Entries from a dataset
>> begin

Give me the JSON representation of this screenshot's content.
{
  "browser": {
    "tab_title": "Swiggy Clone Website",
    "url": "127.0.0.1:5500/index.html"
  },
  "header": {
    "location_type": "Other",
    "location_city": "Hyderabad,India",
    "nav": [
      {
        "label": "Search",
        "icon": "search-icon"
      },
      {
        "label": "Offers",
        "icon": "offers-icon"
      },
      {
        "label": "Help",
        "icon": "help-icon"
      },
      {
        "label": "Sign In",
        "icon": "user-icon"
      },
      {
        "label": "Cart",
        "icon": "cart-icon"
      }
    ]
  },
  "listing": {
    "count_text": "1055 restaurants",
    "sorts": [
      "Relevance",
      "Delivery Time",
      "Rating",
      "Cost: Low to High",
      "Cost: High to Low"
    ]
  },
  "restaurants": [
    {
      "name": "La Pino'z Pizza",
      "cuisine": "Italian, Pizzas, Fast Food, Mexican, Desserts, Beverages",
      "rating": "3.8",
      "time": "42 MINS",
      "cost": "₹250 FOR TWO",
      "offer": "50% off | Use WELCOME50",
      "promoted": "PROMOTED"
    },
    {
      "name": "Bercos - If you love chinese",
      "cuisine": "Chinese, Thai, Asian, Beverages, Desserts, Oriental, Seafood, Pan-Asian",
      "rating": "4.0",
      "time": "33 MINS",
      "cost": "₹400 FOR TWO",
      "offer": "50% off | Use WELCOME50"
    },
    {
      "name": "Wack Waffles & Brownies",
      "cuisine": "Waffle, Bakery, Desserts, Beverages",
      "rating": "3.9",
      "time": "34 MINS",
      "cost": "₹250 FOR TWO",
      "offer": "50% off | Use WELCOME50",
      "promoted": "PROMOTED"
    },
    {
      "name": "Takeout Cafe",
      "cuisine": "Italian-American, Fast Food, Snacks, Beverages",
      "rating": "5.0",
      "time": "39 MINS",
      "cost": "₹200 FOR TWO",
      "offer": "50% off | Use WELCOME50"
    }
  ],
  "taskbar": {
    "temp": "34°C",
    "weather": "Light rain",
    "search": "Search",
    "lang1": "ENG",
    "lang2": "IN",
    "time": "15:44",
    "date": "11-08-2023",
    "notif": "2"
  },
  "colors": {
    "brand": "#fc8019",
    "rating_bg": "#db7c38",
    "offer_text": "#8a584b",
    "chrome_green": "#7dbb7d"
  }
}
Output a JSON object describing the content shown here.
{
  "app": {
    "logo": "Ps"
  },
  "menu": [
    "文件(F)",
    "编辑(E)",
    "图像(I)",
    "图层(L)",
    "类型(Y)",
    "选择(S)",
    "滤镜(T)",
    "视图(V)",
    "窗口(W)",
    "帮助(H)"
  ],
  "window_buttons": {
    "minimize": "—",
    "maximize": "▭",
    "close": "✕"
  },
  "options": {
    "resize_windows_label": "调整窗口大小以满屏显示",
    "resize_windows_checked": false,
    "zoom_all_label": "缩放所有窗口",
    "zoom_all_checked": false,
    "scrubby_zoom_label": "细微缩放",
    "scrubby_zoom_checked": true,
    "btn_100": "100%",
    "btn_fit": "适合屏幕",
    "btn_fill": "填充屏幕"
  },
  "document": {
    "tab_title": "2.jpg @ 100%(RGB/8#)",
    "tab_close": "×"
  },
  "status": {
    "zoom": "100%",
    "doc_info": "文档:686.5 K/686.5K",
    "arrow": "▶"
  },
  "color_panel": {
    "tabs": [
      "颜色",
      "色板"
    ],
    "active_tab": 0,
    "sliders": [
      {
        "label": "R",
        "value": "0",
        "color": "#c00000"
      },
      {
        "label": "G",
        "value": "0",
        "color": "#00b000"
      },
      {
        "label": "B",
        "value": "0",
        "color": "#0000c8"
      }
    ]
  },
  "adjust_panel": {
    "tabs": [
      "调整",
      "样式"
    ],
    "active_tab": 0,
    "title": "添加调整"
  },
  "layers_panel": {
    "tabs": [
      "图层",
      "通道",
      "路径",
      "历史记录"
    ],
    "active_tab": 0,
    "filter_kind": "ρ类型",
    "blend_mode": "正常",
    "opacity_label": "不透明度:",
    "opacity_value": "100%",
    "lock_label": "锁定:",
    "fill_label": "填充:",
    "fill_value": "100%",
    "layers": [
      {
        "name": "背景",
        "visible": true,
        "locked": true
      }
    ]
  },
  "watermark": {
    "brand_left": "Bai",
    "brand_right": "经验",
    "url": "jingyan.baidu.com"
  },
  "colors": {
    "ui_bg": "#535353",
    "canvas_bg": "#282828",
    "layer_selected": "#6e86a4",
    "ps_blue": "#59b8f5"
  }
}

>> end

● Stated goal
Look through the material and copy each line that has "cuisine".

● Response for this exercise
      "cuisine": "Italian, Pizzas, Fast Food, Mexican, Desserts, Beverages",
      "cuisine": "Chinese, Thai, Asian, Beverages, Desserts, Oriental, Seafood, Pan-Asian",
      "cuisine": "Waffle, Bakery, Desserts, Beverages",
      "cuisine": "Italian-American, Fast Food, Snacks, Beverages",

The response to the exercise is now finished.